Task brief:
Change "x-tick-label" to "x-axis-label" throughout every item below, and reproduce the lines with nothing else altered.

++++ Raw records ++++

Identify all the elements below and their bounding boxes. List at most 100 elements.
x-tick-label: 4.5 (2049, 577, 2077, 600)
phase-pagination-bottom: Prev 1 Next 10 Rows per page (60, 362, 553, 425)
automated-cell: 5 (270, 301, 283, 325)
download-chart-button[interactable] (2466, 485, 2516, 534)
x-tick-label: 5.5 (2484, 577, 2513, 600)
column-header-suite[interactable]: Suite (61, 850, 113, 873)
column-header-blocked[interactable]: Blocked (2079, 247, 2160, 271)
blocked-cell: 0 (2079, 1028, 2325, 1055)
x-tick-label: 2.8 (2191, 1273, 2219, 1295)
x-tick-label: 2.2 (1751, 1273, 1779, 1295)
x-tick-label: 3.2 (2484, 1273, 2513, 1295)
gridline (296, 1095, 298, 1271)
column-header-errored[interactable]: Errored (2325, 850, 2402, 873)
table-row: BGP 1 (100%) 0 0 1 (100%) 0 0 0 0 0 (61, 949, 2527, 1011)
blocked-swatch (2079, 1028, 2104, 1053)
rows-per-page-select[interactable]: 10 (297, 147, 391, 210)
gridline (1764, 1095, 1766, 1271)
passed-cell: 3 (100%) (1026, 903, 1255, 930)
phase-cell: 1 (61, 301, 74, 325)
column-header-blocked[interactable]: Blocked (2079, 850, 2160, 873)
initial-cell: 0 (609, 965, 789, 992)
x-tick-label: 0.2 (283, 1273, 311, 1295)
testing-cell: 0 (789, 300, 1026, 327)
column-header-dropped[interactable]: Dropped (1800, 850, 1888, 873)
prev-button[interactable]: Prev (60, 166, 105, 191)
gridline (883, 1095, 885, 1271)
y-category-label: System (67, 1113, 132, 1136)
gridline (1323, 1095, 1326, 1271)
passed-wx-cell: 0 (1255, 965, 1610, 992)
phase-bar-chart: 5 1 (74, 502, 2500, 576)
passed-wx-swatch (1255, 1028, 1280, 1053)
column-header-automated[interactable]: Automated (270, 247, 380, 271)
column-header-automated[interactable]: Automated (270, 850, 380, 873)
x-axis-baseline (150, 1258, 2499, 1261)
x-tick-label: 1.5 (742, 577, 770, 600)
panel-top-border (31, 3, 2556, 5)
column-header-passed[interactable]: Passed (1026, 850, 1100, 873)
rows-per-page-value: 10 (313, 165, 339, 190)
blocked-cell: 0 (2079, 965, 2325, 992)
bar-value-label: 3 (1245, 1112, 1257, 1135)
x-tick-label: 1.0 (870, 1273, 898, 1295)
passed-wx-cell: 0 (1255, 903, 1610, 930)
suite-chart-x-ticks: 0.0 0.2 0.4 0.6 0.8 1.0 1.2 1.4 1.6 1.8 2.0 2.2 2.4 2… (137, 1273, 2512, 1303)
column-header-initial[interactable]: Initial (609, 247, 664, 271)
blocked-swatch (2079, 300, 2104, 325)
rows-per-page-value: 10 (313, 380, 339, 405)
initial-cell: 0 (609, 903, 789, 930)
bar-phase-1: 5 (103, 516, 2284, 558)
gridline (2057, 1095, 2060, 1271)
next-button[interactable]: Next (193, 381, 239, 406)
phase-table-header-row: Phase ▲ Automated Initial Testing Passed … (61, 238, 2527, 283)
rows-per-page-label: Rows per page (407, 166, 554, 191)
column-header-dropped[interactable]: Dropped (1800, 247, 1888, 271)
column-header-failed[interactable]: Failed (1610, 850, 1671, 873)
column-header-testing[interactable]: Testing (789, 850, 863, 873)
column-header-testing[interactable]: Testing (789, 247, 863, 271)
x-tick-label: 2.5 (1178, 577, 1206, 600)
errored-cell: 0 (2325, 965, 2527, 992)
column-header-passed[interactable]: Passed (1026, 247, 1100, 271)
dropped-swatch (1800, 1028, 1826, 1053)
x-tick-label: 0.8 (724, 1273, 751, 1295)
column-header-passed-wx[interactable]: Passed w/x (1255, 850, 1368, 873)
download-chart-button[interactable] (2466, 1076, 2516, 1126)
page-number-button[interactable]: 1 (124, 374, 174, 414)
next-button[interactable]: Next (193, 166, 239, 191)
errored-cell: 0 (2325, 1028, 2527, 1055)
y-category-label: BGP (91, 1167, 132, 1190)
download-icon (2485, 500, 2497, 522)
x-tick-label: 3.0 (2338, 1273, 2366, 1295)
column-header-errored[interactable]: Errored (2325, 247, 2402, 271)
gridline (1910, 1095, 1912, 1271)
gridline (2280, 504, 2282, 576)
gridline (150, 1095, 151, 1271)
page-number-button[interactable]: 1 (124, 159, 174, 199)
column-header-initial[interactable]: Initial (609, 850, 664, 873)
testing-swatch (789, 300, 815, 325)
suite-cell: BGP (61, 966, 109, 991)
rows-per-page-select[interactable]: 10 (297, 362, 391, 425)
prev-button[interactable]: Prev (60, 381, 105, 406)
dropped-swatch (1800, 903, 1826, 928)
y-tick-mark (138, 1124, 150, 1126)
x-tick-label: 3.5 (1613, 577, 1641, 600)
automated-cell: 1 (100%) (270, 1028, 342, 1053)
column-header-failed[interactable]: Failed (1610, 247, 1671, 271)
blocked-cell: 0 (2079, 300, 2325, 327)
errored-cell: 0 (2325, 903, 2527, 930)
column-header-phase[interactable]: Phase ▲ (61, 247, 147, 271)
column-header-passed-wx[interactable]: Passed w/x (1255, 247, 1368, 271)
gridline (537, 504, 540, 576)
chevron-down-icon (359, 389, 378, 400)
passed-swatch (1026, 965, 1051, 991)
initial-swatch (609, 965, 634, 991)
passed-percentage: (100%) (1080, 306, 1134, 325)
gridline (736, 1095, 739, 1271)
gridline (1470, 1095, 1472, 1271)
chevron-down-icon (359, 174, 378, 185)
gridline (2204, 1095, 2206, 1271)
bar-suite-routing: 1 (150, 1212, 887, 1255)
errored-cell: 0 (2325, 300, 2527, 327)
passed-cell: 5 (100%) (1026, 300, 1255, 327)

++++

Correct response:
Identify all the elements below and their bounding boxes. List at most 100 elements.
x-axis-label: 4.5 (2049, 577, 2077, 600)
phase-pagination-bottom: Prev 1 Next 10 Rows per page (60, 362, 553, 425)
automated-cell: 5 (270, 301, 283, 325)
download-chart-button[interactable] (2466, 485, 2516, 534)
x-axis-label: 5.5 (2484, 577, 2513, 600)
column-header-suite[interactable]: Suite (61, 850, 113, 873)
column-header-blocked[interactable]: Blocked (2079, 247, 2160, 271)
blocked-cell: 0 (2079, 1028, 2325, 1055)
x-axis-label: 2.8 (2191, 1273, 2219, 1295)
x-axis-label: 2.2 (1751, 1273, 1779, 1295)
x-axis-label: 3.2 (2484, 1273, 2513, 1295)
gridline (296, 1095, 298, 1271)
column-header-errored[interactable]: Errored (2325, 850, 2402, 873)
table-row: BGP 1 (100%) 0 0 1 (100%) 0 0 0 0 0 (61, 949, 2527, 1011)
blocked-swatch (2079, 1028, 2104, 1053)
rows-per-page-select[interactable]: 10 (297, 147, 391, 210)
gridline (1764, 1095, 1766, 1271)
passed-cell: 3 (100%) (1026, 903, 1255, 930)
phase-cell: 1 (61, 301, 74, 325)
column-header-blocked[interactable]: Blocked (2079, 850, 2160, 873)
initial-cell: 0 (609, 965, 789, 992)
x-axis-label: 0.2 (283, 1273, 311, 1295)
testing-cell: 0 (789, 300, 1026, 327)
column-header-dropped[interactable]: Dropped (1800, 850, 1888, 873)
prev-button[interactable]: Prev (60, 166, 105, 191)
gridline (883, 1095, 885, 1271)
y-category-label: System (67, 1113, 132, 1136)
gridline (1323, 1095, 1326, 1271)
passed-wx-cell: 0 (1255, 965, 1610, 992)
phase-bar-chart: 5 1 (74, 502, 2500, 576)
passed-wx-swatch (1255, 1028, 1280, 1053)
column-header-automated[interactable]: Automated (270, 247, 380, 271)
column-header-automated[interactable]: Automated (270, 850, 380, 873)
x-axis-baseline (150, 1258, 2499, 1261)
x-axis-label: 1.5 (742, 577, 770, 600)
panel-top-border (31, 3, 2556, 5)
column-header-passed[interactable]: Passed (1026, 850, 1100, 873)
rows-per-page-value: 10 (313, 165, 339, 190)
blocked-cell: 0 (2079, 965, 2325, 992)
bar-value-label: 3 (1245, 1112, 1257, 1135)
x-axis-label: 1.0 (870, 1273, 898, 1295)
passed-wx-cell: 0 (1255, 903, 1610, 930)
suite-chart-x-ticks: 0.0 0.2 0.4 0.6 0.8 1.0 1.2 1.4 1.6 1.8 2.0 2.2 2.4 2… (137, 1273, 2512, 1303)
column-header-initial[interactable]: Initial (609, 247, 664, 271)
blocked-swatch (2079, 300, 2104, 325)
rows-per-page-value: 10 (313, 380, 339, 405)
initial-cell: 0 (609, 903, 789, 930)
bar-phase-1: 5 (103, 516, 2284, 558)
gridline (2057, 1095, 2060, 1271)
next-button[interactable]: Next (193, 381, 239, 406)
phase-table-header-row: Phase ▲ Automated Initial Testing Passed … (61, 238, 2527, 283)
rows-per-page-label: Rows per page (407, 166, 554, 191)
column-header-dropped[interactable]: Dropped (1800, 247, 1888, 271)
column-header-failed[interactable]: Failed (1610, 850, 1671, 873)
column-header-testing[interactable]: Testing (789, 850, 863, 873)
column-header-testing[interactable]: Testing (789, 247, 863, 271)
x-axis-label: 2.5 (1178, 577, 1206, 600)
errored-cell: 0 (2325, 965, 2527, 992)
column-header-passed[interactable]: Passed (1026, 247, 1100, 271)
dropped-swatch (1800, 1028, 1826, 1053)
x-axis-label: 0.8 (724, 1273, 751, 1295)
column-header-passed-wx[interactable]: Passed w/x (1255, 850, 1368, 873)
download-chart-button[interactable] (2466, 1076, 2516, 1126)
page-number-button[interactable]: 1 (124, 374, 174, 414)
next-button[interactable]: Next (193, 166, 239, 191)
errored-cell: 0 (2325, 1028, 2527, 1055)
y-category-label: BGP (91, 1167, 132, 1190)
download-icon (2485, 500, 2497, 522)
x-axis-label: 3.0 (2338, 1273, 2366, 1295)
column-header-errored[interactable]: Errored (2325, 247, 2402, 271)
gridline (1910, 1095, 1912, 1271)
gridline (2280, 504, 2282, 576)
gridline (150, 1095, 151, 1271)
page-number-button[interactable]: 1 (124, 159, 174, 199)
column-header-initial[interactable]: Initial (609, 850, 664, 873)
testing-swatch (789, 300, 815, 325)
suite-cell: BGP (61, 966, 109, 991)
rows-per-page-select[interactable]: 10 (297, 362, 391, 425)
prev-button[interactable]: Prev (60, 381, 105, 406)
dropped-swatch (1800, 903, 1826, 928)
y-tick-mark (138, 1124, 150, 1126)
x-axis-label: 3.5 (1613, 577, 1641, 600)
automated-cell: 1 (100%) (270, 1028, 342, 1053)
column-header-failed[interactable]: Failed (1610, 247, 1671, 271)
blocked-cell: 0 (2079, 300, 2325, 327)
errored-cell: 0 (2325, 903, 2527, 930)
column-header-phase[interactable]: Phase ▲ (61, 247, 147, 271)
column-header-passed-wx[interactable]: Passed w/x (1255, 247, 1368, 271)
gridline (537, 504, 540, 576)
chevron-down-icon (359, 389, 378, 400)
passed-swatch (1026, 965, 1051, 991)
initial-swatch (609, 965, 634, 991)
passed-percentage: (100%) (1080, 306, 1134, 325)
gridline (736, 1095, 739, 1271)
gridline (1470, 1095, 1472, 1271)
chevron-down-icon (359, 174, 378, 185)
gridline (2204, 1095, 2206, 1271)
bar-suite-routing: 1 (150, 1212, 887, 1255)
errored-cell: 0 (2325, 300, 2527, 327)
passed-cell: 5 (100%) (1026, 300, 1255, 327)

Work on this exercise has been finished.